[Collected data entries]
____________________

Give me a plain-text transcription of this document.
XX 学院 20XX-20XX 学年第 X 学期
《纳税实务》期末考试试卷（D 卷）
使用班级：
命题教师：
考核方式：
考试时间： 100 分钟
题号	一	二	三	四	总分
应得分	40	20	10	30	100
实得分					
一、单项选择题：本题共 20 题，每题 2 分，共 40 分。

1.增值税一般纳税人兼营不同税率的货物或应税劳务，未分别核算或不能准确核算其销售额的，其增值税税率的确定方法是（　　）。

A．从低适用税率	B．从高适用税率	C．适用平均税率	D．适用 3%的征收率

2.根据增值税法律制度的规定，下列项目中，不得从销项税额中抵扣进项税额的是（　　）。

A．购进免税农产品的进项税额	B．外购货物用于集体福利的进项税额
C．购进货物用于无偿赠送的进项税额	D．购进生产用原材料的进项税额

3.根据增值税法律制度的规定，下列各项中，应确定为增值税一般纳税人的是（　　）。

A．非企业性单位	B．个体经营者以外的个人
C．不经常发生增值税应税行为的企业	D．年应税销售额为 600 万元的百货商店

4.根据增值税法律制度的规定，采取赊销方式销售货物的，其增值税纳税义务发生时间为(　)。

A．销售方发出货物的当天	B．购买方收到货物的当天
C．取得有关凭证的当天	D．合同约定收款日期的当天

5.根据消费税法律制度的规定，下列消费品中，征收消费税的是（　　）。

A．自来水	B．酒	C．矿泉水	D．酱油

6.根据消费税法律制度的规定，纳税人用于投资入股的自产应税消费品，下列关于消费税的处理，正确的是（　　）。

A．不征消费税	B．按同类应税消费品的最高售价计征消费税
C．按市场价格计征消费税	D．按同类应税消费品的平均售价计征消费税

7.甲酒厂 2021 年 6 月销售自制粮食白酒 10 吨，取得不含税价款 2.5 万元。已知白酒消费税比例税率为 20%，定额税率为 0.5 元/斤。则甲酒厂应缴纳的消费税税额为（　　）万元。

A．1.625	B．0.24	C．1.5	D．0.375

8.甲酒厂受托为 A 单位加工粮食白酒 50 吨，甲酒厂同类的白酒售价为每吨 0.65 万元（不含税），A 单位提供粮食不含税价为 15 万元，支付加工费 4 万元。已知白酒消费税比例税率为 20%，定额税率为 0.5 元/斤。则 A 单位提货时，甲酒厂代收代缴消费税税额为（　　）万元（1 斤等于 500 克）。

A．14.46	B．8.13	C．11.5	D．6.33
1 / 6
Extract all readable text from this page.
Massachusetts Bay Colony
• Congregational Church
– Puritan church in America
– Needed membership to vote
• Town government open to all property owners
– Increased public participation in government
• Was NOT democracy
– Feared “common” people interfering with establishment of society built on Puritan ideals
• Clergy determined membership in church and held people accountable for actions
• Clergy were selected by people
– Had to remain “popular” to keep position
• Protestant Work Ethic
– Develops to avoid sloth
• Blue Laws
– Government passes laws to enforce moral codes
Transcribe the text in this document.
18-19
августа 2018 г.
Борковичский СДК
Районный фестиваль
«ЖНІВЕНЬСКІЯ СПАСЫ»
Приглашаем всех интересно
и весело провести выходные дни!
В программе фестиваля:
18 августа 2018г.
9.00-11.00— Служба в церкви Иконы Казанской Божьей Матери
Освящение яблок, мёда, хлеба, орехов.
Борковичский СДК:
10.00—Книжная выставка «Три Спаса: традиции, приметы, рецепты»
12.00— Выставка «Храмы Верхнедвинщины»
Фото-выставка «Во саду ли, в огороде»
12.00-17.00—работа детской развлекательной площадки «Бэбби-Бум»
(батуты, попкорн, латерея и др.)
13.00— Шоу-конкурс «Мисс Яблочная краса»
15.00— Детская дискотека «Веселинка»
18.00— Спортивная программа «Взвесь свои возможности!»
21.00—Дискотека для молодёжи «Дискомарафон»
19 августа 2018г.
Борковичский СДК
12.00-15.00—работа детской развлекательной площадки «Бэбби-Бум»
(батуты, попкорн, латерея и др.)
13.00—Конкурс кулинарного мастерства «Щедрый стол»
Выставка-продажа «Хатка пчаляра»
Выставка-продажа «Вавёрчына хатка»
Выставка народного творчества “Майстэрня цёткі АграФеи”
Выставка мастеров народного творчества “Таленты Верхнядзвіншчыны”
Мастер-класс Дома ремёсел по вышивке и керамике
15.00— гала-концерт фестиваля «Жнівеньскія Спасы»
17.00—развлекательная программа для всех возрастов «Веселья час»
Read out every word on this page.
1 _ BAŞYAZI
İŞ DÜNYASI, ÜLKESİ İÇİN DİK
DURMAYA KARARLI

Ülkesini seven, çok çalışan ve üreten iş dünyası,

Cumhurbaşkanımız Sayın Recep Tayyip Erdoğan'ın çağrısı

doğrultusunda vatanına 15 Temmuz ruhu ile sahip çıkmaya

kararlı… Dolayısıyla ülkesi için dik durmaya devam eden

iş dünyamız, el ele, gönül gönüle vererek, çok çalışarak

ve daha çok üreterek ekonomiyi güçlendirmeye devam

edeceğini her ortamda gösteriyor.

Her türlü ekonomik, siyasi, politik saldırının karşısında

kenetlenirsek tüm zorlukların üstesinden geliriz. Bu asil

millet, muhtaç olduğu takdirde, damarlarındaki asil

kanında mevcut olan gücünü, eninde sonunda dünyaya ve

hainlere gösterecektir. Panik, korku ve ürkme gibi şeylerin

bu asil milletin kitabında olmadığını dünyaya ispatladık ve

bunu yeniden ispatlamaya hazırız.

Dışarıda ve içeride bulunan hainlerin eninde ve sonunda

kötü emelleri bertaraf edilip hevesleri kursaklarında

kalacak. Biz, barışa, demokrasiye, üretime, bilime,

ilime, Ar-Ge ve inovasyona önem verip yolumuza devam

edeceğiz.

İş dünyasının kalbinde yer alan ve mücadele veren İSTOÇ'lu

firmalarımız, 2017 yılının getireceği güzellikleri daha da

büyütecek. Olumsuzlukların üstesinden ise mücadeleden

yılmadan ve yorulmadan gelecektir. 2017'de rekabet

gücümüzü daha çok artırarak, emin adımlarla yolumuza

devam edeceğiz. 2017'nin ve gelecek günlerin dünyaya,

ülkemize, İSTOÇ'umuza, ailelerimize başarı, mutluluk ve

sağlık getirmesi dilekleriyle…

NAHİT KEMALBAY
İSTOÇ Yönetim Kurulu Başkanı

____________________

WHAT TO PRODUCE – Give the data again, exactly as it stands.

EXERCISE SOLUTION –
Give me a plain-text transcription of this document.
XX 学院 20XX-20XX 学年第 X 学期
《纳税实务》期末考试试卷（D 卷）
使用班级：
命题教师：
考核方式：
考试时间： 100 分钟
题号	一	二	三	四	总分
应得分	40	20	10	30	100
实得分					
一、单项选择题：本题共 20 题，每题 2 分，共 40 分。

1.增值税一般纳税人兼营不同税率的货物或应税劳务，未分别核算或不能准确核算其销售额的，其增值税税率的确定方法是（　　）。

A．从低适用税率	B．从高适用税率	C．适用平均税率	D．适用 3%的征收率

2.根据增值税法律制度的规定，下列项目中，不得从销项税额中抵扣进项税额的是（　　）。

A．购进免税农产品的进项税额	B．外购货物用于集体福利的进项税额
C．购进货物用于无偿赠送的进项税额	D．购进生产用原材料的进项税额

3.根据增值税法律制度的规定，下列各项中，应确定为增值税一般纳税人的是（　　）。

A．非企业性单位	B．个体经营者以外的个人
C．不经常发生增值税应税行为的企业	D．年应税销售额为 600 万元的百货商店

4.根据增值税法律制度的规定，采取赊销方式销售货物的，其增值税纳税义务发生时间为(　)。

A．销售方发出货物的当天	B．购买方收到货物的当天
C．取得有关凭证的当天	D．合同约定收款日期的当天

5.根据消费税法律制度的规定，下列消费品中，征收消费税的是（　　）。

A．自来水	B．酒	C．矿泉水	D．酱油

6.根据消费税法律制度的规定，纳税人用于投资入股的自产应税消费品，下列关于消费税的处理，正确的是（　　）。

A．不征消费税	B．按同类应税消费品的最高售价计征消费税
C．按市场价格计征消费税	D．按同类应税消费品的平均售价计征消费税

7.甲酒厂 2021 年 6 月销售自制粮食白酒 10 吨，取得不含税价款 2.5 万元。已知白酒消费税比例税率为 20%，定额税率为 0.5 元/斤。则甲酒厂应缴纳的消费税税额为（　　）万元。

A．1.625	B．0.24	C．1.5	D．0.375

8.甲酒厂受托为 A 单位加工粮食白酒 50 吨，甲酒厂同类的白酒售价为每吨 0.65 万元（不含税），A 单位提供粮食不含税价为 15 万元，支付加工费 4 万元。已知白酒消费税比例税率为 20%，定额税率为 0.5 元/斤。则 A 单位提货时，甲酒厂代收代缴消费税税额为（　　）万元（1 斤等于 500 克）。

A．14.46	B．8.13	C．11.5	D．6.33
1 / 6
Extract all readable text from this page.
Massachusetts Bay Colony
• Congregational Church
– Puritan church in America
– Needed membership to vote
• Town government open to all property owners
– Increased public participation in government
• Was NOT democracy
– Feared “common” people interfering with establishment of society built on Puritan ideals
• Clergy determined membership in church and held people accountable for actions
• Clergy were selected by people
– Had to remain “popular” to keep position
• Protestant Work Ethic
– Develops to avoid sloth
• Blue Laws
– Government passes laws to enforce moral codes
Transcribe the text in this document.
18-19
августа 2018 г.
Борковичский СДК
Районный фестиваль
«ЖНІВЕНЬСКІЯ СПАСЫ»
Приглашаем всех интересно
и весело провести выходные дни!
В программе фестиваля:
18 августа 2018г.
9.00-11.00— Служба в церкви Иконы Казанской Божьей Матери
Освящение яблок, мёда, хлеба, орехов.
Борковичский СДК:
10.00—Книжная выставка «Три Спаса: традиции, приметы, рецепты»
12.00— Выставка «Храмы Верхнедвинщины»
Фото-выставка «Во саду ли, в огороде»
12.00-17.00—работа детской развлекательной площадки «Бэбби-Бум»
(батуты, попкорн, латерея и др.)
13.00— Шоу-конкурс «Мисс Яблочная краса»
15.00— Детская дискотека «Веселинка»
18.00— Спортивная программа «Взвесь свои возможности!»
21.00—Дискотека для молодёжи «Дискомарафон»
19 августа 2018г.
Борковичский СДК
12.00-15.00—работа детской развлекательной площадки «Бэбби-Бум»
(батуты, попкорн, латерея и др.)
13.00—Конкурс кулинарного мастерства «Щедрый стол»
Выставка-продажа «Хатка пчаляра»
Выставка-продажа «Вавёрчына хатка»
Выставка народного творчества “Майстэрня цёткі АграФеи”
Выставка мастеров народного творчества “Таленты Верхнядзвіншчыны”
Мастер-класс Дома ремёсел по вышивке и керамике
15.00— гала-концерт фестиваля «Жнівеньскія Спасы»
17.00—развлекательная программа для всех возрастов «Веселья час»
Read out every word on this page.
1 _ BAŞYAZI
İŞ DÜNYASI, ÜLKESİ İÇİN DİK
DURMAYA KARARLI

Ülkesini seven, çok çalışan ve üreten iş dünyası,

Cumhurbaşkanımız Sayın Recep Tayyip Erdoğan'ın çağrısı

doğrultusunda vatanına 15 Temmuz ruhu ile sahip çıkmaya

kararlı… Dolayısıyla ülkesi için dik durmaya devam eden

iş dünyamız, el ele, gönül gönüle vererek, çok çalışarak

ve daha çok üreterek ekonomiyi güçlendirmeye devam

edeceğini her ortamda gösteriyor.

Her türlü ekonomik, siyasi, politik saldırının karşısında

kenetlenirsek tüm zorlukların üstesinden geliriz. Bu asil

millet, muhtaç olduğu takdirde, damarlarındaki asil

kanında mevcut olan gücünü, eninde sonunda dünyaya ve

hainlere gösterecektir. Panik, korku ve ürkme gibi şeylerin

bu asil milletin kitabında olmadığını dünyaya ispatladık ve

bunu yeniden ispatlamaya hazırız.

Dışarıda ve içeride bulunan hainlerin eninde ve sonunda

kötü emelleri bertaraf edilip hevesleri kursaklarında

kalacak. Biz, barışa, demokrasiye, üretime, bilime,

ilime, Ar-Ge ve inovasyona önem verip yolumuza devam

edeceğiz.

İş dünyasının kalbinde yer alan ve mücadele veren İSTOÇ'lu

firmalarımız, 2017 yılının getireceği güzellikleri daha da

büyütecek. Olumsuzlukların üstesinden ise mücadeleden

yılmadan ve yorulmadan gelecektir. 2017'de rekabet

gücümüzü daha çok artırarak, emin adımlarla yolumuza

devam edeceğiz. 2017'nin ve gelecek günlerin dünyaya,

ülkemize, İSTOÇ'umuza, ailelerimize başarı, mutluluk ve

sağlık getirmesi dilekleriyle…

NAHİT KEMALBAY
İSTOÇ Yönetim Kurulu Başkanı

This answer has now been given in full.